### Work instructions
Each line of the listing that contains the word "Every" is to be copied.

### Source records
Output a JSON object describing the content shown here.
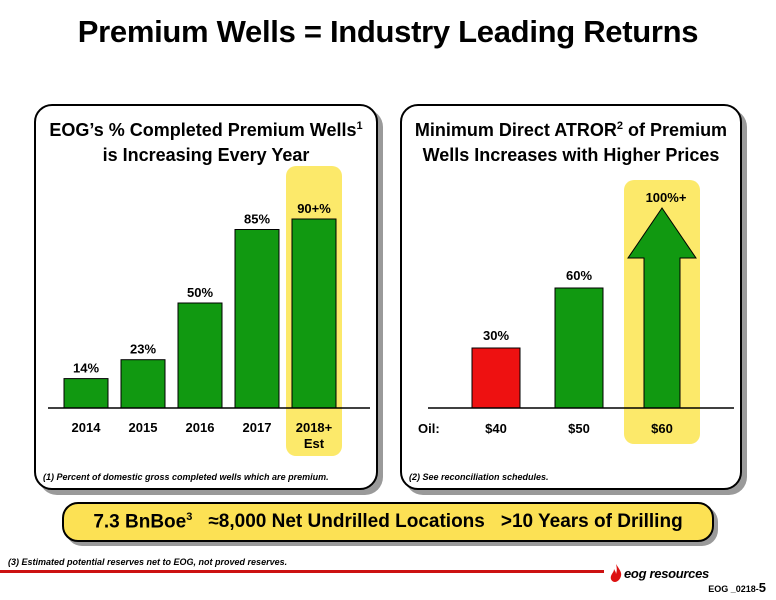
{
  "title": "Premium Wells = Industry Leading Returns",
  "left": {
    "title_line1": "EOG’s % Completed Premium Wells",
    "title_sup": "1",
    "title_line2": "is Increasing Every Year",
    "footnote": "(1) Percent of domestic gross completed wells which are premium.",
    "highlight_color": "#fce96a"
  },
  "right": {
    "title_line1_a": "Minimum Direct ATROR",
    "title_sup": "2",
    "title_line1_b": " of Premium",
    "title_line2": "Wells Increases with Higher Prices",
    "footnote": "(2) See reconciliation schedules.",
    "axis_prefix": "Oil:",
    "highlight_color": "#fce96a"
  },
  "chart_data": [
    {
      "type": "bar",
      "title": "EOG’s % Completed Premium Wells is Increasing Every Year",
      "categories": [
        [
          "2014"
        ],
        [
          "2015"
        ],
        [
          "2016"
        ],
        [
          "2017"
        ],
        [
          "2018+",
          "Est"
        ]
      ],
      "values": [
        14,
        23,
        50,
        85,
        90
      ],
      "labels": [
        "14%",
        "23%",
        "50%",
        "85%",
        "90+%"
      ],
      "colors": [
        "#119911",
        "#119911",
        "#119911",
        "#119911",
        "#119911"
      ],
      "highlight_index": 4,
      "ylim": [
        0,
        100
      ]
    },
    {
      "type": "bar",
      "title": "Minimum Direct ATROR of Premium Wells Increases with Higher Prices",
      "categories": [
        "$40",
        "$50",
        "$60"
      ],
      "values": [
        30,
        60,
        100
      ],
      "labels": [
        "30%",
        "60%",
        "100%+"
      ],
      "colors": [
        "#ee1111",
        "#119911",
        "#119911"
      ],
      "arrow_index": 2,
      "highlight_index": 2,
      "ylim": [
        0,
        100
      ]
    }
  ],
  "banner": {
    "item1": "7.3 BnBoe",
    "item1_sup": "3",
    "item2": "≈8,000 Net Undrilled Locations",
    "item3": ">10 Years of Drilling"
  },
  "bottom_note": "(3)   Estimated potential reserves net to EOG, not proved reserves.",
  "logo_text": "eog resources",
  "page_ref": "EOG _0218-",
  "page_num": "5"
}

==

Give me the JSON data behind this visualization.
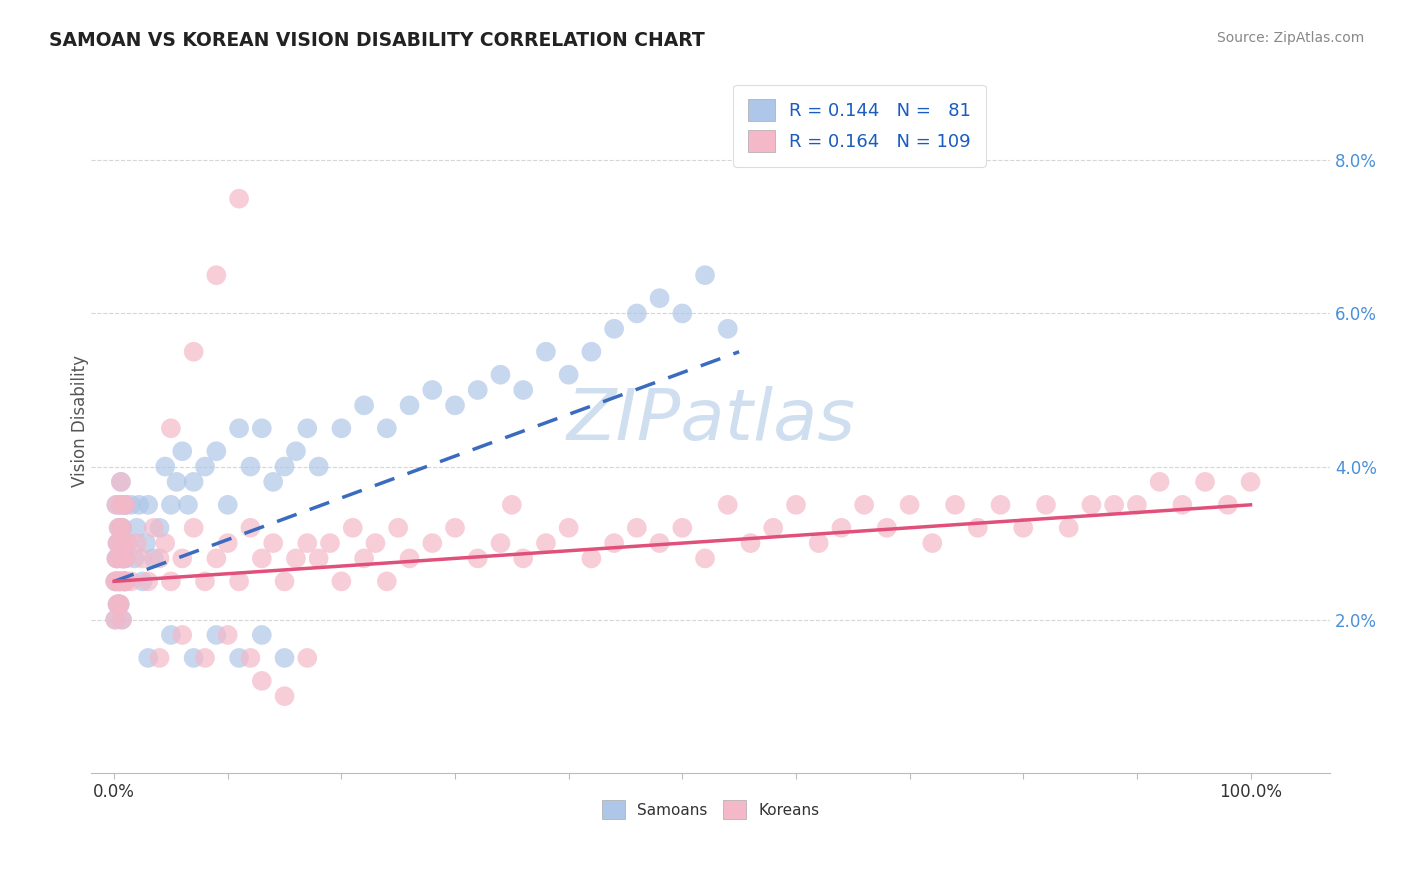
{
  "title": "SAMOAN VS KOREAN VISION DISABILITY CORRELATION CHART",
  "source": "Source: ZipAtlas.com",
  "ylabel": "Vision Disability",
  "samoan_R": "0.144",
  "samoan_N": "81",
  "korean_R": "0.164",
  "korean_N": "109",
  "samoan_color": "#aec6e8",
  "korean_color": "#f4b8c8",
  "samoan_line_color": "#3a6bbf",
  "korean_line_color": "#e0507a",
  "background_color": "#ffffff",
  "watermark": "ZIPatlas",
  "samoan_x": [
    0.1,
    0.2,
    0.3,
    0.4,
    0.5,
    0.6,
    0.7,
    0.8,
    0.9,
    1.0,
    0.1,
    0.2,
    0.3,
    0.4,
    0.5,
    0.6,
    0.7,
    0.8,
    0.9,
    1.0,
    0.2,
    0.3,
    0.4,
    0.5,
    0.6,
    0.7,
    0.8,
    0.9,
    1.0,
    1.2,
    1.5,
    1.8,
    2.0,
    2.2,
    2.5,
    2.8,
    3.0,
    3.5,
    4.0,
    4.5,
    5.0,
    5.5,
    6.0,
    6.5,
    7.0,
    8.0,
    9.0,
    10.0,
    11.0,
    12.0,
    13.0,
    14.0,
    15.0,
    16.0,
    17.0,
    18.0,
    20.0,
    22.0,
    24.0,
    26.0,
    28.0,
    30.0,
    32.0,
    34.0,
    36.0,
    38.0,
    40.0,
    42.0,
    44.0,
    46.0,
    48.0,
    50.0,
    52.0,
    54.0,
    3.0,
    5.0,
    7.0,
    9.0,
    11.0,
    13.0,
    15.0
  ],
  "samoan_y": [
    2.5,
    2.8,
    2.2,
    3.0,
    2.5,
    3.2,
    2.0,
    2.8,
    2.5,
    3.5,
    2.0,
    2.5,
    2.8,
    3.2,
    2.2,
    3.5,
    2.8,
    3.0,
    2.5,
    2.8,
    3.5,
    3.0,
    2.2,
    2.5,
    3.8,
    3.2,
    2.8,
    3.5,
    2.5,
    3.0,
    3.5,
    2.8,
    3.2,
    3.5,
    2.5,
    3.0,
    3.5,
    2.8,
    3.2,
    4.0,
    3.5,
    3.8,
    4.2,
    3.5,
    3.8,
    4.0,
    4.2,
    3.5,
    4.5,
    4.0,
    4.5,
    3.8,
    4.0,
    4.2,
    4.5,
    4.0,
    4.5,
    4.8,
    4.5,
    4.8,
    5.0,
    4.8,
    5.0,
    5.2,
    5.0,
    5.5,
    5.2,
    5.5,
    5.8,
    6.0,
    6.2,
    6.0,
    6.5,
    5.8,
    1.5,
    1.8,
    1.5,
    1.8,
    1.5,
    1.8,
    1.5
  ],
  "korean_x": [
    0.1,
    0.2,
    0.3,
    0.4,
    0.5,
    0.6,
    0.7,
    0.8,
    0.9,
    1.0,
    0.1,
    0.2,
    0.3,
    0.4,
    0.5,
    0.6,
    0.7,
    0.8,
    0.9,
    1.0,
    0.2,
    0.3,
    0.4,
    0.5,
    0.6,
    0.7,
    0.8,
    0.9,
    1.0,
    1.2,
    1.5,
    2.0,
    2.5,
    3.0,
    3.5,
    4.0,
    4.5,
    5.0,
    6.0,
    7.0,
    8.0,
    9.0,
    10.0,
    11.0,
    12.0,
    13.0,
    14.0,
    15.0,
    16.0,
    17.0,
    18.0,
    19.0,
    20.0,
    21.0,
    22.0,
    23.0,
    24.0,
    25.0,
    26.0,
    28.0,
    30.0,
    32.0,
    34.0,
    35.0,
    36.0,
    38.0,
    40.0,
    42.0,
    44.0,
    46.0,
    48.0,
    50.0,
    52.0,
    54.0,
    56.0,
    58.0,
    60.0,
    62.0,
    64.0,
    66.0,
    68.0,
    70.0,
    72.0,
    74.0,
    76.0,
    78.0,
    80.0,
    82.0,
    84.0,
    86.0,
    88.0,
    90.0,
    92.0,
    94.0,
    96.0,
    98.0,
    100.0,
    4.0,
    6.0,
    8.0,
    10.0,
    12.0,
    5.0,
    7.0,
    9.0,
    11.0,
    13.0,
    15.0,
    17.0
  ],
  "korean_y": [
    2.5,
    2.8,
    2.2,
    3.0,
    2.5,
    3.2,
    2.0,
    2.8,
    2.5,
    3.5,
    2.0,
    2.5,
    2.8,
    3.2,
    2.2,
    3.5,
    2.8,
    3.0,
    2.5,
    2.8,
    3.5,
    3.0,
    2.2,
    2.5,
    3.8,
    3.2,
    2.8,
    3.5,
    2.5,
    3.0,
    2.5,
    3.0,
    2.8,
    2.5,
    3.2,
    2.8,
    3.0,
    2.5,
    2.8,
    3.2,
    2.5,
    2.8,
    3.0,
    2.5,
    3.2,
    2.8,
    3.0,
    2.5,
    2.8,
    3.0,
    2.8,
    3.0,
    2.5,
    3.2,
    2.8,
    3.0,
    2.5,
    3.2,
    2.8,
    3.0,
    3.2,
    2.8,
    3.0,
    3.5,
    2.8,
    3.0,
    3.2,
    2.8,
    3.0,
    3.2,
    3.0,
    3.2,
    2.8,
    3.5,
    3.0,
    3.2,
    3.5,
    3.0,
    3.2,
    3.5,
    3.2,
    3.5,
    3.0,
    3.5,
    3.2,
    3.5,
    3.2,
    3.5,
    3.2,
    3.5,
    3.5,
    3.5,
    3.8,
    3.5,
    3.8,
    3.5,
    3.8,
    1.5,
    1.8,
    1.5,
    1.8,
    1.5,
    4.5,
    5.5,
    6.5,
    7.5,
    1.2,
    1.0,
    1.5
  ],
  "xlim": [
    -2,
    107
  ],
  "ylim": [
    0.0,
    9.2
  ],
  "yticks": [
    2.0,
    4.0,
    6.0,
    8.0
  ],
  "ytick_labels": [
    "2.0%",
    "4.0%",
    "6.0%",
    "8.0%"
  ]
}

### Full output
    "title_line2": "is Increasing Every Year",
      "title": "EOG’s % Completed Premium Wells is Increasing Every Year",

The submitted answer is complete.